**TASK OBJECTIVE**
Retype each entry below, keeping every character the same.

**SUPPLIED INFORMATION**
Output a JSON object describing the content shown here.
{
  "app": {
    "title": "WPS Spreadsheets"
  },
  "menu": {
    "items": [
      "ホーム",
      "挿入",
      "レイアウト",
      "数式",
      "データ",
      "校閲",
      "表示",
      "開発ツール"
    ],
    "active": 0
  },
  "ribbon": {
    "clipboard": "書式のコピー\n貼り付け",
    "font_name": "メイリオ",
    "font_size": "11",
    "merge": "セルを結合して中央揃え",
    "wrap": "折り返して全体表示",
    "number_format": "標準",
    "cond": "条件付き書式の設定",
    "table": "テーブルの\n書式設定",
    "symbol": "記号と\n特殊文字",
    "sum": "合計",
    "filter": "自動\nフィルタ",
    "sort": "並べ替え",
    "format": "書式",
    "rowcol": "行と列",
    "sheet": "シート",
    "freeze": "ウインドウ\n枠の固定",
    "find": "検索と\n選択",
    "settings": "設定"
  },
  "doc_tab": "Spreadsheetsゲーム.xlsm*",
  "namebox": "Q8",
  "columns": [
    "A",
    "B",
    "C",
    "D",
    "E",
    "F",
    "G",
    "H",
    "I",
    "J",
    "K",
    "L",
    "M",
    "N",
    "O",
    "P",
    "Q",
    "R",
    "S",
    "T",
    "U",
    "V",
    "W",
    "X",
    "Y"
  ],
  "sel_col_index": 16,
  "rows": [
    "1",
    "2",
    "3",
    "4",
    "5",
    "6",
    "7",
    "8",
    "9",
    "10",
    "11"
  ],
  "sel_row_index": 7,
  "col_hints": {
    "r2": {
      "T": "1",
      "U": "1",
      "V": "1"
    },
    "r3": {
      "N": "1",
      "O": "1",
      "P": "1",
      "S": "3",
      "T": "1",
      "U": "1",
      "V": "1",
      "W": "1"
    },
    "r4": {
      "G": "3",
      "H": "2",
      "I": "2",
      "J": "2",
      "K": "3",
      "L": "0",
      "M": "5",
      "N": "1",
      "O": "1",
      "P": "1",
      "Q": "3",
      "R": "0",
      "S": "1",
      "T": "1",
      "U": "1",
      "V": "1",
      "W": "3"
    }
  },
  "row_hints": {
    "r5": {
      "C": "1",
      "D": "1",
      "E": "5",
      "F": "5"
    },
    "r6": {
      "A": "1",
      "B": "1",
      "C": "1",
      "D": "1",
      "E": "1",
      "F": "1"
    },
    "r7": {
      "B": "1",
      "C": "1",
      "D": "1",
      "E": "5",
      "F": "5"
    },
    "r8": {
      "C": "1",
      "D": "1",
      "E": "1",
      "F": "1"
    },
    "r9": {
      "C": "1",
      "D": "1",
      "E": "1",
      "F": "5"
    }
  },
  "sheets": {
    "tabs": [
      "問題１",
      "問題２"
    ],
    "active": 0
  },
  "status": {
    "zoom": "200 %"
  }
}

**TASK ANSWER**
Output a JSON object describing the content shown here.
{
  "app": {
    "title": "WPS Spreadsheets"
  },
  "menu": {
    "items": [
      "ホーム",
      "挿入",
      "レイアウト",
      "数式",
      "データ",
      "校閲",
      "表示",
      "開発ツール"
    ],
    "active": 0
  },
  "ribbon": {
    "clipboard": "書式のコピー\n貼り付け",
    "font_name": "メイリオ",
    "font_size": "11",
    "merge": "セルを結合して中央揃え",
    "wrap": "折り返して全体表示",
    "number_format": "標準",
    "cond": "条件付き書式の設定",
    "table": "テーブルの\n書式設定",
    "symbol": "記号と\n特殊文字",
    "sum": "合計",
    "filter": "自動\nフィルタ",
    "sort": "並べ替え",
    "format": "書式",
    "rowcol": "行と列",
    "sheet": "シート",
    "freeze": "ウインドウ\n枠の固定",
    "find": "検索と\n選択",
    "settings": "設定"
  },
  "doc_tab": "Spreadsheetsゲーム.xlsm*",
  "namebox": "Q8",
  "columns": [
    "A",
    "B",
    "C",
    "D",
    "E",
    "F",
    "G",
    "H",
    "I",
    "J",
    "K",
    "L",
    "M",
    "N",
    "O",
    "P",
    "Q",
    "R",
    "S",
    "T",
    "U",
    "V",
    "W",
    "X",
    "Y"
  ],
  "sel_col_index": 16,
  "rows": [
    "1",
    "2",
    "3",
    "4",
    "5",
    "6",
    "7",
    "8",
    "9",
    "10",
    "11"
  ],
  "sel_row_index": 7,
  "col_hints": {
    "r2": {
      "T": "1",
      "U": "1",
      "V": "1"
    },
    "r3": {
      "N": "1",
      "O": "1",
      "P": "1",
      "S": "3",
      "T": "1",
      "U": "1",
      "V": "1",
      "W": "1"
    },
    "r4": {
      "G": "3",
      "H": "2",
      "I": "2",
      "J": "2",
      "K": "3",
      "L": "0",
      "M": "5",
      "N": "1",
      "O": "1",
      "P": "1",
      "Q": "3",
      "R": "0",
      "S": "1",
      "T": "1",
      "U": "1",
      "V": "1",
      "W": "3"
    }
  },
  "row_hints": {
    "r5": {
      "C": "1",
      "D": "1",
      "E": "5",
      "F": "5"
    },
    "r6": {
      "A": "1",
      "B": "1",
      "C": "1",
      "D": "1",
      "E": "1",
      "F": "1"
    },
    "r7": {
      "B": "1",
      "C": "1",
      "D": "1",
      "E": "5",
      "F": "5"
    },
    "r8": {
      "C": "1",
      "D": "1",
      "E": "1",
      "F": "1"
    },
    "r9": {
      "C": "1",
      "D": "1",
      "E": "1",
      "F": "5"
    }
  },
  "sheets": {
    "tabs": [
      "問題１",
      "問題２"
    ],
    "active": 0
  },
  "status": {
    "zoom": "200 %"
  }
}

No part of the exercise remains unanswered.